## WHAT YOU ARE ASKED TO DO:
Give back exactly the lines running from the line with "Read all visible" to the end of the entries, and only those lines.
┄┄┄┄┄┄
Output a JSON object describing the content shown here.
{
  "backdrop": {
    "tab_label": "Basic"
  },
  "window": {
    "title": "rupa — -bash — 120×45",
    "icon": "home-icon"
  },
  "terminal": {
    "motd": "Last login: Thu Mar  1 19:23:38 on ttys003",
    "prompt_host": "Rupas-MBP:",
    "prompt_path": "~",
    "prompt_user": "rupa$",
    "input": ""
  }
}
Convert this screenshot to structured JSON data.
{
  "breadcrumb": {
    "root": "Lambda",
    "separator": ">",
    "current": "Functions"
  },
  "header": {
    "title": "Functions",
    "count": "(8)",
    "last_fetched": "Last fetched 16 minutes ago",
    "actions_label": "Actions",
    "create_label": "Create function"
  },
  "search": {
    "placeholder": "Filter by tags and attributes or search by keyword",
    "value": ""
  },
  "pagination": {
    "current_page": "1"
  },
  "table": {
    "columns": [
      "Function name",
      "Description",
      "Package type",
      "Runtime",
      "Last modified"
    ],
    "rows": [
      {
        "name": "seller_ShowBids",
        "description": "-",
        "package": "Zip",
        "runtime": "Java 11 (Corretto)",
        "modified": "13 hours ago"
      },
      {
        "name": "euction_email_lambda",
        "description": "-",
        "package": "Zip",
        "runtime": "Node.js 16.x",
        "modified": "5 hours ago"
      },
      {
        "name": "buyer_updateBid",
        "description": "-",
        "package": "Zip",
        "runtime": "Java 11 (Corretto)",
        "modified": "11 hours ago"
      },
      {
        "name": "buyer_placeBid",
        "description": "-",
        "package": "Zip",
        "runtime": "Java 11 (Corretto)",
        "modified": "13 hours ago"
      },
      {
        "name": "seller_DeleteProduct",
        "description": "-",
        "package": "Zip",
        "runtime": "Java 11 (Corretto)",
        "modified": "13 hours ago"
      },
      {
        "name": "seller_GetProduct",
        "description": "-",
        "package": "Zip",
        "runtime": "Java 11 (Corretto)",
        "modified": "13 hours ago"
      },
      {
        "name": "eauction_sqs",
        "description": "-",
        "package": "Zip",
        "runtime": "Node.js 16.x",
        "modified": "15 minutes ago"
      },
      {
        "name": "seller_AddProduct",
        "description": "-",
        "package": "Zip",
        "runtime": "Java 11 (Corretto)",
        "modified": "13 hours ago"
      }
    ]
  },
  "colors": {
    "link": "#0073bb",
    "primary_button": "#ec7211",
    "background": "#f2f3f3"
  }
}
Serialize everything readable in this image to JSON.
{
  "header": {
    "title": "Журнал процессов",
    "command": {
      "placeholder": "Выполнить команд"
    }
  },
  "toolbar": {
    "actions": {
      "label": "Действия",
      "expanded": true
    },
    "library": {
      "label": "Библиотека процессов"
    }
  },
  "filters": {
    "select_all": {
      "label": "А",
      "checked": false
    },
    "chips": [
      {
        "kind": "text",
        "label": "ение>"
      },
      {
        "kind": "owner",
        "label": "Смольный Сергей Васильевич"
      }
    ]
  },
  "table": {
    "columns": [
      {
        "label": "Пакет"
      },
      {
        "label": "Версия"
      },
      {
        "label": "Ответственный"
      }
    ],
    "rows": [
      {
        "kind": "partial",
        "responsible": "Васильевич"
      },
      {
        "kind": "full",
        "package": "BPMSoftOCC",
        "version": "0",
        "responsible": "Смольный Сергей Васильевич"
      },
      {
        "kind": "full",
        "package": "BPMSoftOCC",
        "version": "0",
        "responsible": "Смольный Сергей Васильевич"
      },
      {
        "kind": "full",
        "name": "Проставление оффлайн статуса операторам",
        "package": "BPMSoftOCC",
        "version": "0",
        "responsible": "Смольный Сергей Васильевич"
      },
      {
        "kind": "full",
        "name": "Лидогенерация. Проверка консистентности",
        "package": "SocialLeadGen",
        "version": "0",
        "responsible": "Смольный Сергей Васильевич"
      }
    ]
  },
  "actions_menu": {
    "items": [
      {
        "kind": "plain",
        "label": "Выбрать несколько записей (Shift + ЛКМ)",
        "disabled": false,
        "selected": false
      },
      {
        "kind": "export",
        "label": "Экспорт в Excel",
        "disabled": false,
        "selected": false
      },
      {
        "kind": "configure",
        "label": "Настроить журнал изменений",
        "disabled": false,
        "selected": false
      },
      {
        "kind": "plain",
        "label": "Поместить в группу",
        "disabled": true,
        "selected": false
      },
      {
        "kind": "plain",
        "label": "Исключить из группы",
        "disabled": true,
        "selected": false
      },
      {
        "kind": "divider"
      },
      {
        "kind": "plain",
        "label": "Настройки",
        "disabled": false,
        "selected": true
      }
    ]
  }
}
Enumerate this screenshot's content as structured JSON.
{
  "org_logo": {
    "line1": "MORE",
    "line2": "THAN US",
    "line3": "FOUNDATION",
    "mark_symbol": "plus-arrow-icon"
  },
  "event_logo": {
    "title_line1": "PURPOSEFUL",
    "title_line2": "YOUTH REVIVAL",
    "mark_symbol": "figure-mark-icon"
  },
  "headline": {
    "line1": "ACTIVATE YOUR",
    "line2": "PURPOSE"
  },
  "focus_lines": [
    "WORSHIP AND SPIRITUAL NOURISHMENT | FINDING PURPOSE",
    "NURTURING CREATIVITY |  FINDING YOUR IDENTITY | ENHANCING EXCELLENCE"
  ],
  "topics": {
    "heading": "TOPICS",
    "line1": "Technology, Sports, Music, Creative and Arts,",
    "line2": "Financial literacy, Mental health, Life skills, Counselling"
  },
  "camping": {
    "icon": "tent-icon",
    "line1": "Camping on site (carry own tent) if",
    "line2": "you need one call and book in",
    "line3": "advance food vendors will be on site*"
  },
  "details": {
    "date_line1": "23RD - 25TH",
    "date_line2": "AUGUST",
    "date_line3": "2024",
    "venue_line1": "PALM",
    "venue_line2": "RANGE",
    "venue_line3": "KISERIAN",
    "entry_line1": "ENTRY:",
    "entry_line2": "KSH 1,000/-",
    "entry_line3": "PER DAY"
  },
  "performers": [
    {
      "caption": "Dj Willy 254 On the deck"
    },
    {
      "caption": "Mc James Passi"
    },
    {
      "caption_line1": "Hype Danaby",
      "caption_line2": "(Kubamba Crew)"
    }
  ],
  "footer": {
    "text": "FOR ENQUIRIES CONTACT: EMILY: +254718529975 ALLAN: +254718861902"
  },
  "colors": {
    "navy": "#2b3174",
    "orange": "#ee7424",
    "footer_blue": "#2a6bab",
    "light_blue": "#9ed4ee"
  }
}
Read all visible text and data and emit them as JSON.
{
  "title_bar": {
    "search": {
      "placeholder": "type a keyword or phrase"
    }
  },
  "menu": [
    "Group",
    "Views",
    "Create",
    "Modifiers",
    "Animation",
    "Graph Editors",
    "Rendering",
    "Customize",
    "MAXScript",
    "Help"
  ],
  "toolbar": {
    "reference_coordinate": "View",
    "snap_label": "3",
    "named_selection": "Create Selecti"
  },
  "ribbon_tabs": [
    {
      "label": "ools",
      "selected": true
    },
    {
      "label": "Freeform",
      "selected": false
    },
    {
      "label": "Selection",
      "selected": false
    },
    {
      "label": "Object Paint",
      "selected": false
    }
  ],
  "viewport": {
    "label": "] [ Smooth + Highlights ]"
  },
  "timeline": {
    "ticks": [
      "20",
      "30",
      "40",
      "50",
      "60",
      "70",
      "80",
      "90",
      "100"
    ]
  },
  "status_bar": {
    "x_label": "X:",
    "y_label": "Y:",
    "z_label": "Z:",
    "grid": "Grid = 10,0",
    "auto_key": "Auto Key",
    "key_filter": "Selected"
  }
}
┄┄┄┄┄┄
## PROBLEM SOLUTION:
Read all visible text and data and emit them as JSON.
{
  "title_bar": {
    "search": {
      "placeholder": "type a keyword or phrase"
    }
  },
  "menu": [
    "Group",
    "Views",
    "Create",
    "Modifiers",
    "Animation",
    "Graph Editors",
    "Rendering",
    "Customize",
    "MAXScript",
    "Help"
  ],
  "toolbar": {
    "reference_coordinate": "View",
    "snap_label": "3",
    "named_selection": "Create Selecti"
  },
  "ribbon_tabs": [
    {
      "label": "ools",
      "selected": true
    },
    {
      "label": "Freeform",
      "selected": false
    },
    {
      "label": "Selection",
      "selected": false
    },
    {
      "label": "Object Paint",
      "selected": false
    }
  ],
  "viewport": {
    "label": "] [ Smooth + Highlights ]"
  },
  "timeline": {
    "ticks": [
      "20",
      "30",
      "40",
      "50",
      "60",
      "70",
      "80",
      "90",
      "100"
    ]
  },
  "status_bar": {
    "x_label": "X:",
    "y_label": "Y:",
    "z_label": "Z:",
    "grid": "Grid = 10,0",
    "auto_key": "Auto Key",
    "key_filter": "Selected"
  }
}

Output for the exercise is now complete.